═════ MATERIAL SHOWN

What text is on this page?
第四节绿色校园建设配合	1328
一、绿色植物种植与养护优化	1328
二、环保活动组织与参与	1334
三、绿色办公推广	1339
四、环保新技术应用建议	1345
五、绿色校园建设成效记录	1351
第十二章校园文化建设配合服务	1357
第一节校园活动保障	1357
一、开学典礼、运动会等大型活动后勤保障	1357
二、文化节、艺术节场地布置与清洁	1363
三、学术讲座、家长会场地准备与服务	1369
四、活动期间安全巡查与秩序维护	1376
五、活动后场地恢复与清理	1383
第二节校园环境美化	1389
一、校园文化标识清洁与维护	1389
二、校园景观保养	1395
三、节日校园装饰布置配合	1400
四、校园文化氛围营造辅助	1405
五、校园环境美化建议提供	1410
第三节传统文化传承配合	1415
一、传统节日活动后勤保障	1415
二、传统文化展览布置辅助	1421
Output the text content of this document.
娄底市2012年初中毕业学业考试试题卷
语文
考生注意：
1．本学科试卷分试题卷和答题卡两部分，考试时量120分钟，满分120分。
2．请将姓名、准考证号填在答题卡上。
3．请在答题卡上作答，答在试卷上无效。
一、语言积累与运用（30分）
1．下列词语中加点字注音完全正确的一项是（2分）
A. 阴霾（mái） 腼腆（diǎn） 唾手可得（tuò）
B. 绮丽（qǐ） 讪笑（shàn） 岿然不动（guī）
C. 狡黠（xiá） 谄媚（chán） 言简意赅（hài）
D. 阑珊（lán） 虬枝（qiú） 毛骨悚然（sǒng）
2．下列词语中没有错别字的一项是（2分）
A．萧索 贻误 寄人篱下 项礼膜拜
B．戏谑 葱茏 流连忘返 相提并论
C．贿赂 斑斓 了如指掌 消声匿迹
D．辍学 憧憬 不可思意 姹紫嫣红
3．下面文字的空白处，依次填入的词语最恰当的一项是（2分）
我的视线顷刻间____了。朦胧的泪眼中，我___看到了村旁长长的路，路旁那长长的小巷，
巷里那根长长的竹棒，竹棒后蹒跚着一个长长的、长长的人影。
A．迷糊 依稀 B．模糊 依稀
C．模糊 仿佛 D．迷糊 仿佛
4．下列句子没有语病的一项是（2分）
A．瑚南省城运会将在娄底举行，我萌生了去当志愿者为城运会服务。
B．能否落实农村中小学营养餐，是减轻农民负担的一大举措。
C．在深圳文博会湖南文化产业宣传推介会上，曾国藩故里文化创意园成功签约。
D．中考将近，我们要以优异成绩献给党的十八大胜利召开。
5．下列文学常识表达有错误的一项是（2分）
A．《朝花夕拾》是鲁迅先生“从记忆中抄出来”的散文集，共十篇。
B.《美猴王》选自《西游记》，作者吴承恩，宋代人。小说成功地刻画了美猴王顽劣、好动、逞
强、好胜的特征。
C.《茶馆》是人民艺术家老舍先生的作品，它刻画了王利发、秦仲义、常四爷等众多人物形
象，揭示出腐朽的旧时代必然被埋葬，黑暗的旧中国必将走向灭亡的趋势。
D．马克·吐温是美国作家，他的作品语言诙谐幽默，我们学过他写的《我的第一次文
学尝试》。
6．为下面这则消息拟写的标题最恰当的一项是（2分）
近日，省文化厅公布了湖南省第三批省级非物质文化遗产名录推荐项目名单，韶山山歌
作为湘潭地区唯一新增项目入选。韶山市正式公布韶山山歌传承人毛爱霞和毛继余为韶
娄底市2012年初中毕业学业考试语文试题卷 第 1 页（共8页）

══════════

TASK TO CARRY OUT:
Find the string "text" in the listing and return every line that holds it.

WRITTEN RESPONSE:
What text is on this page?
Output the text content of this document.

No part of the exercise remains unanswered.